Problem to work on -
State only how many lines of the records contain the string "letter".
^^^^^^^^
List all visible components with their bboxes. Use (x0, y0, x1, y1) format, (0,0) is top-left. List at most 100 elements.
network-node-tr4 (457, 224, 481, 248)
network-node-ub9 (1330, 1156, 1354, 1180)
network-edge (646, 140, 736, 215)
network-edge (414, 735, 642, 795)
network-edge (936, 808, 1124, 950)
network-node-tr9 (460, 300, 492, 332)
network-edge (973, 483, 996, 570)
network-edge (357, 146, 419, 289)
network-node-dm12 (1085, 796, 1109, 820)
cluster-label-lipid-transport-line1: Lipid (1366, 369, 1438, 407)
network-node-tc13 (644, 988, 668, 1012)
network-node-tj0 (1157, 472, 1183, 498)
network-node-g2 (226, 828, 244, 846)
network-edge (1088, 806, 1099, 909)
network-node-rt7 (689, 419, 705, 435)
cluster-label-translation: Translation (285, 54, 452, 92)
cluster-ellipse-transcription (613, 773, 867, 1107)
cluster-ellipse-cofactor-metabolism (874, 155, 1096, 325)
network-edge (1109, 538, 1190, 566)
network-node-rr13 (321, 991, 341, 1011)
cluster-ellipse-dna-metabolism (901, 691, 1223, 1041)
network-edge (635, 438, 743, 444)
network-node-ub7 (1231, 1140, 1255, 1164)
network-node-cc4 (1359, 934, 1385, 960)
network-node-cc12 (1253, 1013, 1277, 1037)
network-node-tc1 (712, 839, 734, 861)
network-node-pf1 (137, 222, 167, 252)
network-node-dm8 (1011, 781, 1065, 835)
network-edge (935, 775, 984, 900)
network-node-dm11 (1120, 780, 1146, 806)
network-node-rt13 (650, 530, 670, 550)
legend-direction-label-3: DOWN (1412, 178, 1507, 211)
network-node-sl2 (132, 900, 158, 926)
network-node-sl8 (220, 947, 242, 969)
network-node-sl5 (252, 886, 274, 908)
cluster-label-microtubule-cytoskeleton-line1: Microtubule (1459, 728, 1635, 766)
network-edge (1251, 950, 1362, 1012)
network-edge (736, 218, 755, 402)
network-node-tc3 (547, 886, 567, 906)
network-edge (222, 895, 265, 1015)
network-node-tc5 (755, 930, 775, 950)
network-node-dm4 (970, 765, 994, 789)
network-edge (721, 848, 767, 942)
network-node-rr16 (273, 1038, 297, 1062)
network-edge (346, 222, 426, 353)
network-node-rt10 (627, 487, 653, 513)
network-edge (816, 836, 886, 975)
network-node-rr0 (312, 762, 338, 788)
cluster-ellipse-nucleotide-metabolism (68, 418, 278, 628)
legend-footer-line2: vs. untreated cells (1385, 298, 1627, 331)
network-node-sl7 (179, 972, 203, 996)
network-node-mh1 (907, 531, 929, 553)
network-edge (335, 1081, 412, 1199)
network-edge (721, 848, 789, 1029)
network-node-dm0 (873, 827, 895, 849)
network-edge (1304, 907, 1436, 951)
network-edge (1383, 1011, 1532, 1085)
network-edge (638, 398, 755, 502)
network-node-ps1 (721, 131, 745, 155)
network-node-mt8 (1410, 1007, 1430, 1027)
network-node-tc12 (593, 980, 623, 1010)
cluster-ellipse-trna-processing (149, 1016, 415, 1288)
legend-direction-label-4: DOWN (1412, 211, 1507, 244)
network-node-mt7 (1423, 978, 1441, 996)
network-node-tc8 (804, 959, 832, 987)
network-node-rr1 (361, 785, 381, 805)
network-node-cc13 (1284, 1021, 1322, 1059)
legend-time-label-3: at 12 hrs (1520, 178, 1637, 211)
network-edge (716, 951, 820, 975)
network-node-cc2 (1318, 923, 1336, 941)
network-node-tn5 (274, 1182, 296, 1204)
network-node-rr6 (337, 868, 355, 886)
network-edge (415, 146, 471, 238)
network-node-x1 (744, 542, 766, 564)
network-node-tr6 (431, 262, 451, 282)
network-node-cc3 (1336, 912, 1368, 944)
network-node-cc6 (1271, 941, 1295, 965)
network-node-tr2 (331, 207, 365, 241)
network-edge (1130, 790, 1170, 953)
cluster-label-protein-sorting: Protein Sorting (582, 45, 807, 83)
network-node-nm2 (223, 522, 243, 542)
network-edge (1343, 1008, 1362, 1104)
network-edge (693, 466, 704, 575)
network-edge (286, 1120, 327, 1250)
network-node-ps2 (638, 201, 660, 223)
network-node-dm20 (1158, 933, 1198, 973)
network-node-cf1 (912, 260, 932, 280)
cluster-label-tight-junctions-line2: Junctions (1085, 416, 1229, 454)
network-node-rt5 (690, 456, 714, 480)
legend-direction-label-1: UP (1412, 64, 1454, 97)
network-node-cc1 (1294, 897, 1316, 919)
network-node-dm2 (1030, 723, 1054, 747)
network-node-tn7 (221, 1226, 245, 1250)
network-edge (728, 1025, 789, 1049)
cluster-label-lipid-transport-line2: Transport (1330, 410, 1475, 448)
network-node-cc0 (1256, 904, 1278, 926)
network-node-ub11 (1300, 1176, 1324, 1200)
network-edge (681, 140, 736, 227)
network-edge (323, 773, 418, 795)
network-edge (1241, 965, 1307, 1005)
^^^^^^^^
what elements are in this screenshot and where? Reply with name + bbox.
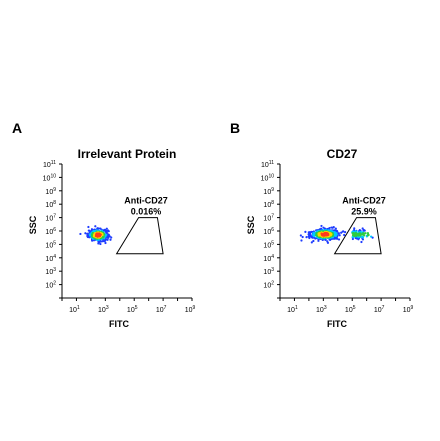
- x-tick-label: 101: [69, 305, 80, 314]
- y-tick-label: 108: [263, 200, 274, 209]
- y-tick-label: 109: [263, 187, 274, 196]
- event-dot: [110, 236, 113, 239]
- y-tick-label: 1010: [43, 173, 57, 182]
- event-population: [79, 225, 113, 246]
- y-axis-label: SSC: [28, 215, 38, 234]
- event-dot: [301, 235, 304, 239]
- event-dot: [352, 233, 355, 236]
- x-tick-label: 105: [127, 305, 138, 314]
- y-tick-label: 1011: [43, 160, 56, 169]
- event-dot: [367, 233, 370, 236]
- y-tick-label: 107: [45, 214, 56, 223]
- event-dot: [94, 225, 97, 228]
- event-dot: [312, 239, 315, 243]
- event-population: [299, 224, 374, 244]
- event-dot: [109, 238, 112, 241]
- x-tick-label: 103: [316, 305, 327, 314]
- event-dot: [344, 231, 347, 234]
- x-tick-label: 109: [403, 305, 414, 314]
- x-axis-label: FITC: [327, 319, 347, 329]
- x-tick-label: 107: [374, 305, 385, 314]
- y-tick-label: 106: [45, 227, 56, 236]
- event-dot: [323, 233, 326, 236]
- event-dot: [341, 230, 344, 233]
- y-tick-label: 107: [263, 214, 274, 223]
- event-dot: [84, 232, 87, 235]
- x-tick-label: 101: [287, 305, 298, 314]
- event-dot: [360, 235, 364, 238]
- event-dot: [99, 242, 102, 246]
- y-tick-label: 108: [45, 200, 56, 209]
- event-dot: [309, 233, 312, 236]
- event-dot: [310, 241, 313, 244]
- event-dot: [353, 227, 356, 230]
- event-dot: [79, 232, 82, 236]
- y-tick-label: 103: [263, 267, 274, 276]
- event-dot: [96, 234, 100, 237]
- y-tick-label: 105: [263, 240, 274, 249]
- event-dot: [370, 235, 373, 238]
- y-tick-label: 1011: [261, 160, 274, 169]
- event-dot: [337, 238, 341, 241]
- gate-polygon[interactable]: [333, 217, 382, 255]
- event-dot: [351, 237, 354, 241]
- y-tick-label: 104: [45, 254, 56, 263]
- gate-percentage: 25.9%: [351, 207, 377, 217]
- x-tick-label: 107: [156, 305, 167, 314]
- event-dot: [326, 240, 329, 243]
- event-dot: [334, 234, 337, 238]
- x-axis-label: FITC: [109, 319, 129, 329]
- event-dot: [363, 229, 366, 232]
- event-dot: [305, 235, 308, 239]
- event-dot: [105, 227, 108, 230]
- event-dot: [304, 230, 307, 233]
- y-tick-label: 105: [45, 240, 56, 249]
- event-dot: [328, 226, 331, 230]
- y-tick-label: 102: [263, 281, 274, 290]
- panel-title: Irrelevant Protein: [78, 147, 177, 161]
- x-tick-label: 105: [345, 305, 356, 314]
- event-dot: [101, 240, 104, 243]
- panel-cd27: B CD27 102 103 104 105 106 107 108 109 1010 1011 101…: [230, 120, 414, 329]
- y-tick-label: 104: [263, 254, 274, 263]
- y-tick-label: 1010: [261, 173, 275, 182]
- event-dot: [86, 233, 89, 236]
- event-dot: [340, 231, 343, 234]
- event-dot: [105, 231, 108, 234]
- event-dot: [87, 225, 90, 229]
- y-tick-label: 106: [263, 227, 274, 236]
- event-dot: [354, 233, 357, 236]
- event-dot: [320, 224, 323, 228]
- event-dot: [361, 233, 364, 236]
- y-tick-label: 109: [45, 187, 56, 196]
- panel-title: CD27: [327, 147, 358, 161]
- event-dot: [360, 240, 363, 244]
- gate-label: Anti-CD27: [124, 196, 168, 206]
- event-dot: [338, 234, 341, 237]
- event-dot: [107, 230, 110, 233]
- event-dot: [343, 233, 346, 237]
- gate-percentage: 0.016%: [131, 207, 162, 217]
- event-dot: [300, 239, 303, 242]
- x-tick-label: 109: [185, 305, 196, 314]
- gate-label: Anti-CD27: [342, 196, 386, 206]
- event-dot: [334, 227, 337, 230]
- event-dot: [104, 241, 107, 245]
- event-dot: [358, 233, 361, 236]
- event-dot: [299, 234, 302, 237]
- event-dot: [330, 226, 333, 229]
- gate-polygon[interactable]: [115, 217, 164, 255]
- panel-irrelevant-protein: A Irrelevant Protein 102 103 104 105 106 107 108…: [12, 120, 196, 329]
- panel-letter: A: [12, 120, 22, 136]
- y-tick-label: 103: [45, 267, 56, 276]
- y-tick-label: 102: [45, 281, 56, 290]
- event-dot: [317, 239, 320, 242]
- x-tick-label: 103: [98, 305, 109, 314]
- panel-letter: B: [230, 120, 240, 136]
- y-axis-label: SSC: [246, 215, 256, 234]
^^^^^^^^
Exercise response -
2